RECORD EXTRACTS>

____

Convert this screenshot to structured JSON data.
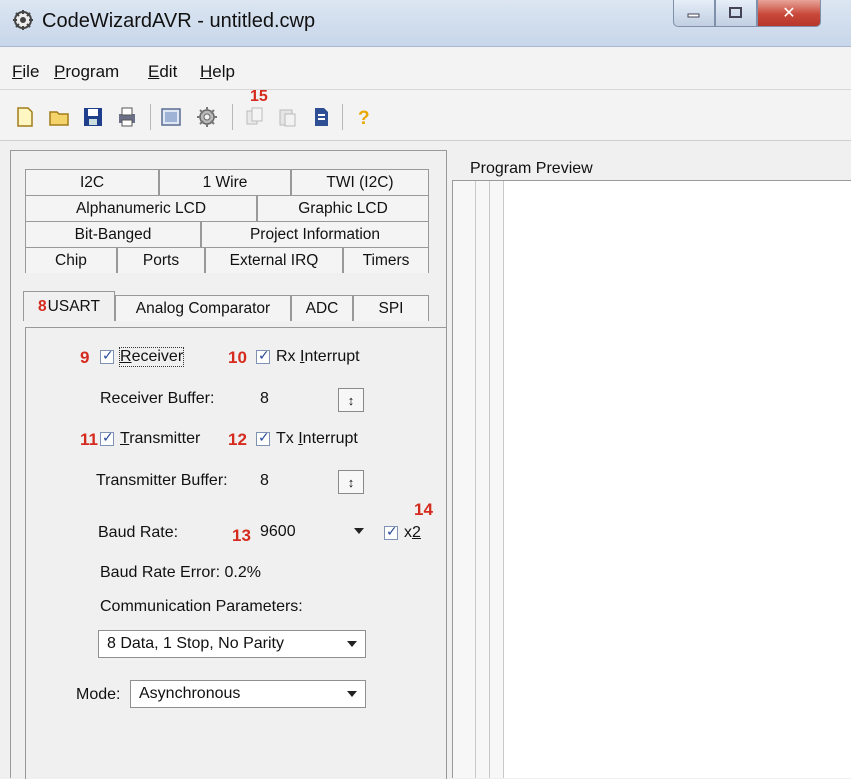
{
  "window": {
    "title": "CodeWizardAVR - untitled.cwp"
  },
  "menu": [
    {
      "key": "F",
      "rest": "ile"
    },
    {
      "key": "P",
      "rest": "rogram"
    },
    {
      "key": "E",
      "rest": "dit"
    },
    {
      "key": "H",
      "rest": "elp"
    }
  ],
  "toolbar": {
    "icons": [
      "new-file-icon",
      "open-folder-icon",
      "save-icon",
      "print-icon",
      "preview-icon",
      "generate-gear-icon",
      "copy-icon",
      "paste-icon",
      "document-icon",
      "help-icon"
    ],
    "callout": "15"
  },
  "tabs": {
    "row1": [
      "I2C",
      "1 Wire",
      "TWI (I2C)"
    ],
    "row2": [
      "Alphanumeric LCD",
      "Graphic LCD"
    ],
    "row3": [
      "Bit-Banged",
      "Project Information"
    ],
    "row4": [
      "Chip",
      "Ports",
      "External IRQ",
      "Timers"
    ],
    "row5": [
      "USART",
      "Analog Comparator",
      "ADC",
      "SPI"
    ],
    "active_callout": "8"
  },
  "usart": {
    "receiver": {
      "callout": "9",
      "label_key": "R",
      "label_rest": "eceiver",
      "checked": true
    },
    "rx_interrupt": {
      "callout": "10",
      "label_pre": "Rx ",
      "label_key": "I",
      "label_rest": "nterrupt",
      "checked": true
    },
    "receiver_buffer": {
      "label": "Receiver Buffer:",
      "value": "8"
    },
    "transmitter": {
      "callout": "11",
      "label_key": "T",
      "label_rest": "ransmitter",
      "checked": true
    },
    "tx_interrupt": {
      "callout": "12",
      "label_pre": "Tx ",
      "label_key": "I",
      "label_rest": "nterrupt",
      "checked": true
    },
    "transmitter_buffer": {
      "label": "Transmitter Buffer:",
      "value": "8"
    },
    "baud_rate": {
      "label": "Baud Rate:",
      "callout": "13",
      "value": "9600"
    },
    "x2": {
      "callout": "14",
      "label_pre": "x",
      "label_key": "2",
      "checked": true
    },
    "baud_rate_error": "Baud Rate Error: 0.2%",
    "comm_params_label": "Communication Parameters:",
    "comm_params_value": "8 Data, 1 Stop, No Parity",
    "mode_label": "Mode:",
    "mode_value": "Asynchronous"
  },
  "preview": {
    "title": "Program Preview"
  },
  "colors": {
    "callout": "#d52b1e",
    "titlebar": "#c7d6ea",
    "close": "#c8493a"
  }
}
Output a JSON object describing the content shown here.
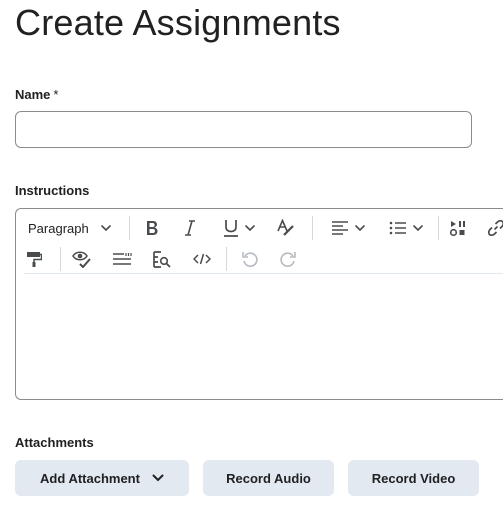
{
  "page": {
    "title": "Create Assignments"
  },
  "name_field": {
    "label": "Name",
    "required_mark": "*",
    "value": "",
    "placeholder": ""
  },
  "instructions": {
    "label": "Instructions",
    "toolbar": {
      "block_format": "Paragraph",
      "row1_icons": [
        "bold-icon",
        "italic-icon",
        "underline-icon",
        "chevron-down-icon",
        "text-color-icon",
        "align-left-icon",
        "chevron-down-icon",
        "bulleted-list-icon",
        "chevron-down-icon",
        "media-insert-icon",
        "link-icon"
      ],
      "row2_icons": [
        "format-painter-icon",
        "accessibility-check-icon",
        "word-count-icon",
        "find-replace-icon",
        "source-code-icon",
        "undo-icon",
        "redo-icon"
      ]
    },
    "content": ""
  },
  "attachments": {
    "label": "Attachments",
    "add_attachment_label": "Add Attachment",
    "record_audio_label": "Record Audio",
    "record_video_label": "Record Video"
  },
  "colors": {
    "button_bg": "#e3e9f1",
    "border": "#868c8f",
    "text": "#202122",
    "icon": "#494c4e"
  }
}
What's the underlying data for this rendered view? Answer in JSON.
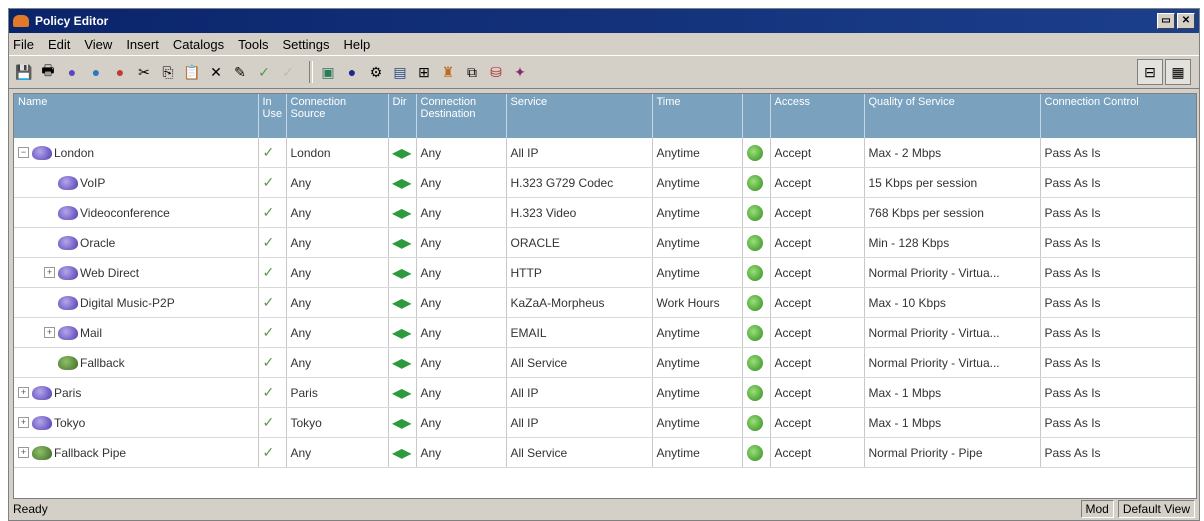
{
  "window": {
    "title": "Policy Editor"
  },
  "menu": [
    "File",
    "Edit",
    "View",
    "Insert",
    "Catalogs",
    "Tools",
    "Settings",
    "Help"
  ],
  "columns": [
    "Name",
    "In Use",
    "Connection Source",
    "Dir",
    "Connection Destination",
    "Service",
    "Time",
    "",
    "Access",
    "Quality of Service",
    "Connection Control"
  ],
  "rows": [
    {
      "name": "London",
      "expand": "minus",
      "indent": 0,
      "source": "London",
      "dest": "Any",
      "service": "All IP",
      "time": "Anytime",
      "access": "Accept",
      "qos": "Max - 2 Mbps",
      "control": "Pass As Is"
    },
    {
      "name": "VoIP",
      "expand": "none",
      "indent": 1,
      "source": "Any",
      "dest": "Any",
      "service": "H.323 G729 Codec",
      "time": "Anytime",
      "access": "Accept",
      "qos": "15 Kbps per session",
      "control": "Pass As Is"
    },
    {
      "name": "Videoconference",
      "expand": "none",
      "indent": 1,
      "source": "Any",
      "dest": "Any",
      "service": "H.323 Video",
      "time": "Anytime",
      "access": "Accept",
      "qos": "768 Kbps per session",
      "control": "Pass As Is"
    },
    {
      "name": "Oracle",
      "expand": "none",
      "indent": 1,
      "source": "Any",
      "dest": "Any",
      "service": "ORACLE",
      "time": "Anytime",
      "access": "Accept",
      "qos": "Min - 128 Kbps",
      "control": "Pass As Is"
    },
    {
      "name": "Web Direct",
      "expand": "plus",
      "indent": 1,
      "source": "Any",
      "dest": "Any",
      "service": "HTTP",
      "time": "Anytime",
      "access": "Accept",
      "qos": "Normal Priority - Virtua...",
      "control": "Pass As Is"
    },
    {
      "name": "Digital Music-P2P",
      "expand": "none",
      "indent": 1,
      "source": "Any",
      "dest": "Any",
      "service": "KaZaA-Morpheus",
      "time": "Work Hours",
      "access": "Accept",
      "qos": "Max - 10 Kbps",
      "control": "Pass As Is"
    },
    {
      "name": "Mail",
      "expand": "plus",
      "indent": 1,
      "source": "Any",
      "dest": "Any",
      "service": "EMAIL",
      "time": "Anytime",
      "access": "Accept",
      "qos": "Normal Priority - Virtua...",
      "control": "Pass As Is"
    },
    {
      "name": "Fallback",
      "expand": "none",
      "indent": 1,
      "fallback": true,
      "source": "Any",
      "dest": "Any",
      "service": "All Service",
      "time": "Anytime",
      "access": "Accept",
      "qos": "Normal Priority - Virtua...",
      "control": "Pass As Is"
    },
    {
      "name": "Paris",
      "expand": "plus",
      "indent": 0,
      "source": "Paris",
      "dest": "Any",
      "service": "All IP",
      "time": "Anytime",
      "access": "Accept",
      "qos": "Max - 1 Mbps",
      "control": "Pass As Is"
    },
    {
      "name": "Tokyo",
      "expand": "plus",
      "indent": 0,
      "source": "Tokyo",
      "dest": "Any",
      "service": "All IP",
      "time": "Anytime",
      "access": "Accept",
      "qos": "Max - 1 Mbps",
      "control": "Pass As Is"
    },
    {
      "name": "Fallback Pipe",
      "expand": "plus",
      "indent": 0,
      "fallback": true,
      "source": "Any",
      "dest": "Any",
      "service": "All Service",
      "time": "Anytime",
      "access": "Accept",
      "qos": "Normal Priority - Pipe",
      "control": "Pass As Is"
    }
  ],
  "status": {
    "text": "Ready",
    "mode": "Mod",
    "view": "Default View"
  }
}
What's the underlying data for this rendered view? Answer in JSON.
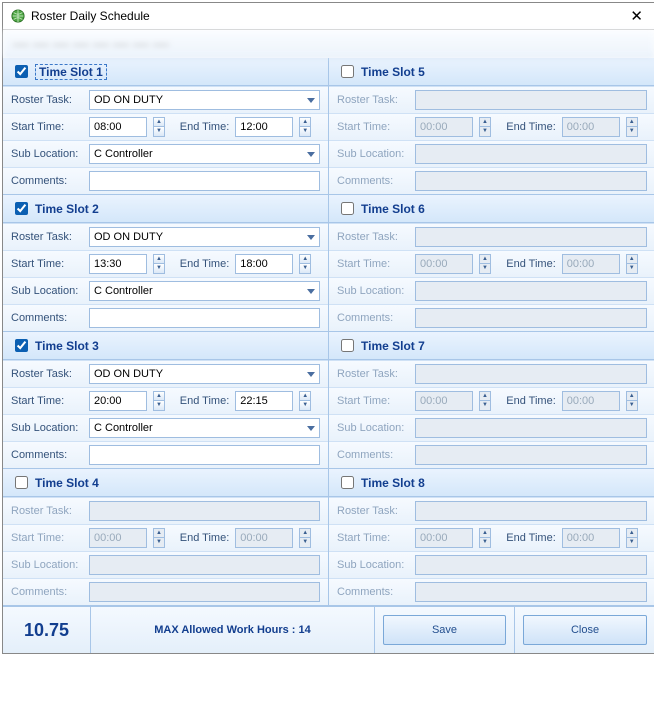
{
  "window": {
    "title": "Roster Daily Schedule"
  },
  "labels": {
    "roster_task": "Roster Task:",
    "start_time": "Start Time:",
    "end_time": "End Time:",
    "sub_location": "Sub Location:",
    "comments": "Comments:"
  },
  "timePlaceholder": "00:00",
  "slots": [
    {
      "enabled": true,
      "title": "Time Slot 1",
      "selected": true,
      "roster_task": "OD ON DUTY",
      "start": "08:00",
      "end": "12:00",
      "sub_location": "C Controller",
      "comments": ""
    },
    {
      "enabled": true,
      "title": "Time Slot 2",
      "selected": false,
      "roster_task": "OD ON DUTY",
      "start": "13:30",
      "end": "18:00",
      "sub_location": "C Controller",
      "comments": ""
    },
    {
      "enabled": true,
      "title": "Time Slot 3",
      "selected": false,
      "roster_task": "OD ON DUTY",
      "start": "20:00",
      "end": "22:15",
      "sub_location": "C Controller",
      "comments": ""
    },
    {
      "enabled": false,
      "title": "Time Slot 4",
      "selected": false,
      "roster_task": "",
      "start": "00:00",
      "end": "00:00",
      "sub_location": "",
      "comments": ""
    },
    {
      "enabled": false,
      "title": "Time Slot 5",
      "selected": false,
      "roster_task": "",
      "start": "00:00",
      "end": "00:00",
      "sub_location": "",
      "comments": ""
    },
    {
      "enabled": false,
      "title": "Time Slot 6",
      "selected": false,
      "roster_task": "",
      "start": "00:00",
      "end": "00:00",
      "sub_location": "",
      "comments": ""
    },
    {
      "enabled": false,
      "title": "Time Slot 7",
      "selected": false,
      "roster_task": "",
      "start": "00:00",
      "end": "00:00",
      "sub_location": "",
      "comments": ""
    },
    {
      "enabled": false,
      "title": "Time Slot 8",
      "selected": false,
      "roster_task": "",
      "start": "00:00",
      "end": "00:00",
      "sub_location": "",
      "comments": ""
    }
  ],
  "footer": {
    "total_hours": "10.75",
    "max_label": "MAX Allowed Work Hours : 14",
    "save": "Save",
    "close": "Close"
  }
}
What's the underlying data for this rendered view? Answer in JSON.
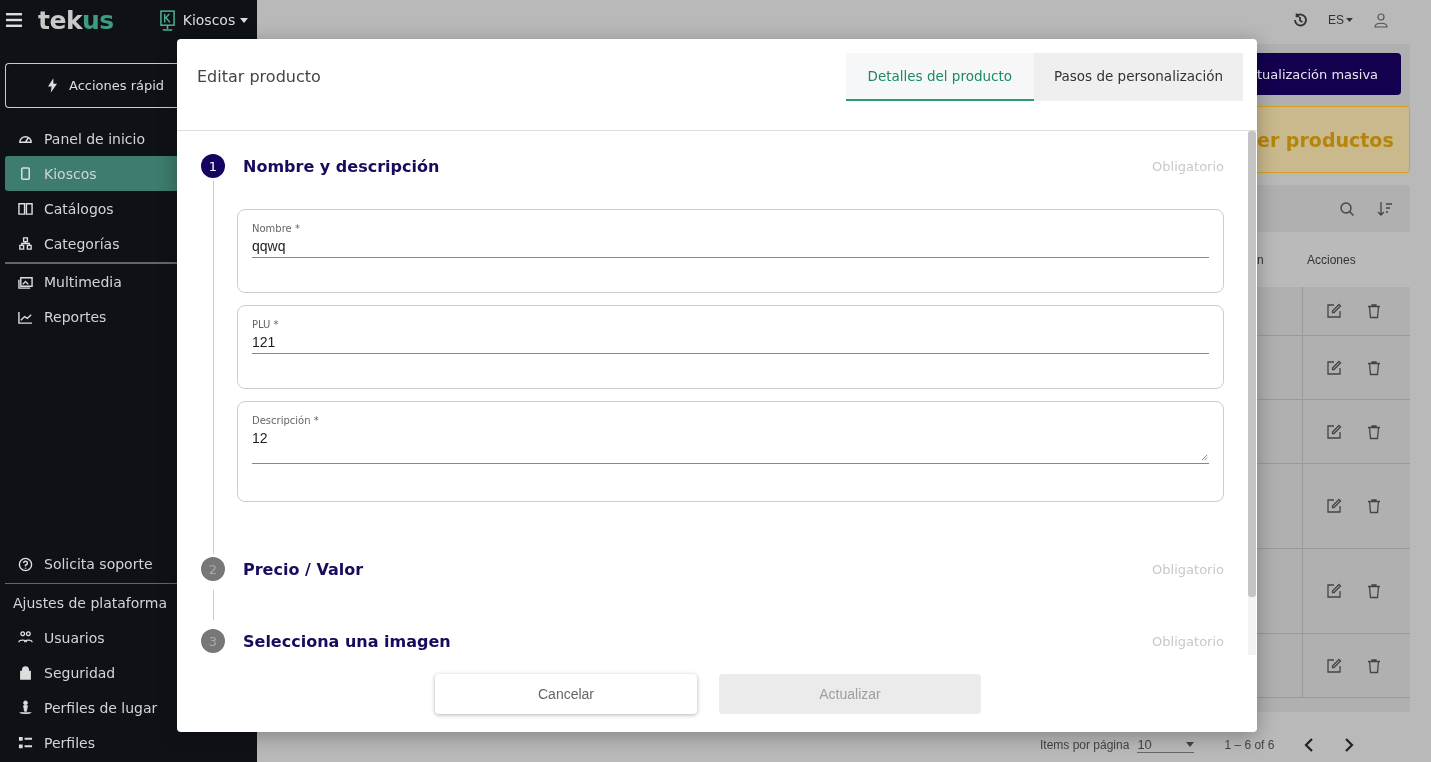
{
  "header": {
    "logo": [
      "tek",
      "us"
    ],
    "module": "Kioscos"
  },
  "quick_actions": "Acciones rápid",
  "nav_groups": [
    [
      {
        "label": "Panel de inicio",
        "selected": false
      },
      {
        "label": "Kioscos",
        "selected": true
      },
      {
        "label": "Catálogos",
        "selected": false
      },
      {
        "label": "Categorías",
        "selected": false
      }
    ],
    [
      {
        "label": "Multimedia",
        "selected": false
      },
      {
        "label": "Reportes",
        "selected": false
      }
    ]
  ],
  "support": "Solicita soporte",
  "settings": {
    "title": "Ajustes de plataforma",
    "items": [
      {
        "label": "Usuarios",
        "selected": false
      },
      {
        "label": "Seguridad",
        "selected": false
      },
      {
        "label": "Perfiles de lugar",
        "selected": false
      },
      {
        "label": "Perfiles",
        "selected": false
      }
    ]
  },
  "topbar": {
    "language": "ES"
  },
  "bulk_button": "tualización masiva",
  "banner": "er productos",
  "table": {
    "columns": [
      "n",
      "Acciones"
    ]
  },
  "pagination": {
    "label": "Items por página",
    "page_size": "10",
    "range": "1 – 6 of 6"
  },
  "modal": {
    "title": "Editar producto",
    "tabs": [
      {
        "label": "Detalles del producto",
        "selected": true
      },
      {
        "label": "Pasos de personalización",
        "selected": false
      }
    ],
    "steps": [
      {
        "number": "1",
        "title": "Nombre y descripción",
        "status": "Obligatorio",
        "active": true,
        "fields": [
          {
            "kind": "input",
            "label": "Nombre *",
            "value": "qqwq"
          },
          {
            "kind": "input",
            "label": "PLU *",
            "value": "121"
          },
          {
            "kind": "textarea",
            "label": "Descripción *",
            "value": "12"
          }
        ]
      },
      {
        "number": "2",
        "title": "Precio / Valor",
        "status": "Obligatorio",
        "active": false
      },
      {
        "number": "3",
        "title": "Selecciona una imagen",
        "status": "Obligatorio",
        "active": false
      }
    ],
    "buttons": [
      {
        "label": "Cancelar",
        "disabled": false
      },
      {
        "label": "Actualizar",
        "disabled": true
      }
    ]
  }
}
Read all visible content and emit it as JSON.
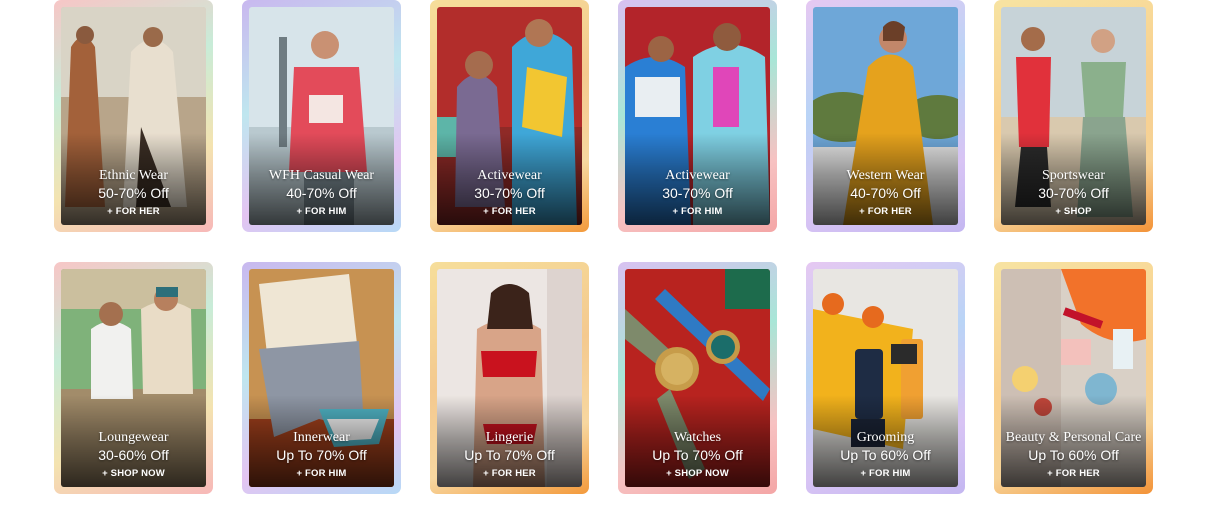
{
  "tiles": [
    {
      "category": "Ethnic Wear",
      "offer": "50-70% Off",
      "cta": "+ FOR HER"
    },
    {
      "category": "WFH Casual Wear",
      "offer": "40-70% Off",
      "cta": "+ FOR HIM"
    },
    {
      "category": "Activewear",
      "offer": "30-70% Off",
      "cta": "+ FOR HER"
    },
    {
      "category": "Activewear",
      "offer": "30-70% Off",
      "cta": "+ FOR HIM"
    },
    {
      "category": "Western Wear",
      "offer": "40-70% Off",
      "cta": "+ FOR HER"
    },
    {
      "category": "Sportswear",
      "offer": "30-70% Off",
      "cta": "+ SHOP"
    },
    {
      "category": "Loungewear",
      "offer": "30-60% Off",
      "cta": "+ SHOP NOW"
    },
    {
      "category": "Innerwear",
      "offer": "Up To 70% Off",
      "cta": "+ FOR HIM"
    },
    {
      "category": "Lingerie",
      "offer": "Up To 70% Off",
      "cta": "+ FOR HER"
    },
    {
      "category": "Watches",
      "offer": "Up To 70% Off",
      "cta": "+ SHOP NOW"
    },
    {
      "category": "Grooming",
      "offer": "Up To 60% Off",
      "cta": "+ FOR HIM"
    },
    {
      "category": "Beauty & Personal Care",
      "offer": "Up To 60% Off",
      "cta": "+ FOR HER"
    }
  ]
}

____

WHAT YOU ARE ASKED TO DO> Check the records above line by line and tally those holding the string "Kbps". Answer with the number only.

SOLUTION> 4